» To be done:
In the lines from the beginning through the one containing "comment-bubble-icon (108, 356, 121, 368)", substitute "love-icon" for every "heart-icon" and leave everything else as it is.

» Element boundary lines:
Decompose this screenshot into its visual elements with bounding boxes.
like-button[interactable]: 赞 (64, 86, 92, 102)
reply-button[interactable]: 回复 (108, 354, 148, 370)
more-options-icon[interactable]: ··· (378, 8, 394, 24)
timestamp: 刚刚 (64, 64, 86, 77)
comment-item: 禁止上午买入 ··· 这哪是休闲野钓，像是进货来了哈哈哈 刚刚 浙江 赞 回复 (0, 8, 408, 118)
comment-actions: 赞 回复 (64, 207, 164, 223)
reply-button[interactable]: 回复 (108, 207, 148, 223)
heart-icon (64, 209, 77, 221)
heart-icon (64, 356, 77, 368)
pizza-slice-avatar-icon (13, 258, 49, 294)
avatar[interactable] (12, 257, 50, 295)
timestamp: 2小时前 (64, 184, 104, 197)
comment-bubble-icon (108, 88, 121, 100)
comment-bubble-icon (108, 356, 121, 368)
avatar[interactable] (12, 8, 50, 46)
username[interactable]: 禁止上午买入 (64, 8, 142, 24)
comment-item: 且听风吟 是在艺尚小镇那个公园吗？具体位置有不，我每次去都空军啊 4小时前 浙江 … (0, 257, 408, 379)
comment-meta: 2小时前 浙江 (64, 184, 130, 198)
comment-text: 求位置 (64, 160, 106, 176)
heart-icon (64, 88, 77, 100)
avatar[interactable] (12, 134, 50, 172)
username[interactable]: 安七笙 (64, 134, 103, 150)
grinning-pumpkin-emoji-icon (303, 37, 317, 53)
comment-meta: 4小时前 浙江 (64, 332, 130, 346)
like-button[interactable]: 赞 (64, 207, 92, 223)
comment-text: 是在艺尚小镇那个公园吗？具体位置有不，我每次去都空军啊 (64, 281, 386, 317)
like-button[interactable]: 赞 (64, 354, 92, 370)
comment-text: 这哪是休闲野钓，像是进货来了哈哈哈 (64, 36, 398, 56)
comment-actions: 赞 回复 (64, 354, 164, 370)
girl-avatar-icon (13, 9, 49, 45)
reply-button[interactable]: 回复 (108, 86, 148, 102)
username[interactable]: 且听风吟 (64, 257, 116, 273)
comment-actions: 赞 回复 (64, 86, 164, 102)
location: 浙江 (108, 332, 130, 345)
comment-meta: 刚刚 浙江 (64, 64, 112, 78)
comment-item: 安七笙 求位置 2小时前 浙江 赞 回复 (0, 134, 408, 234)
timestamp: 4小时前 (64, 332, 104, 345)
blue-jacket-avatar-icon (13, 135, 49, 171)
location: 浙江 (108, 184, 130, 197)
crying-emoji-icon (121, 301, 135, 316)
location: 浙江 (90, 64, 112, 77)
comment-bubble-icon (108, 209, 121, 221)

» Solution for this task:
Decompose this screenshot into its visual elements with bounding boxes.
like-button[interactable]: 赞 (64, 86, 92, 102)
reply-button[interactable]: 回复 (108, 354, 148, 370)
more-options-icon[interactable]: ··· (378, 8, 394, 24)
timestamp: 刚刚 (64, 64, 86, 77)
comment-item: 禁止上午买入 ··· 这哪是休闲野钓，像是进货来了哈哈哈 刚刚 浙江 赞 回复 (0, 8, 408, 118)
comment-actions: 赞 回复 (64, 207, 164, 223)
reply-button[interactable]: 回复 (108, 207, 148, 223)
love-icon (64, 209, 77, 221)
love-icon (64, 356, 77, 368)
pizza-slice-avatar-icon (13, 258, 49, 294)
avatar[interactable] (12, 257, 50, 295)
timestamp: 2小时前 (64, 184, 104, 197)
comment-bubble-icon (108, 88, 121, 100)
comment-bubble-icon (108, 356, 121, 368)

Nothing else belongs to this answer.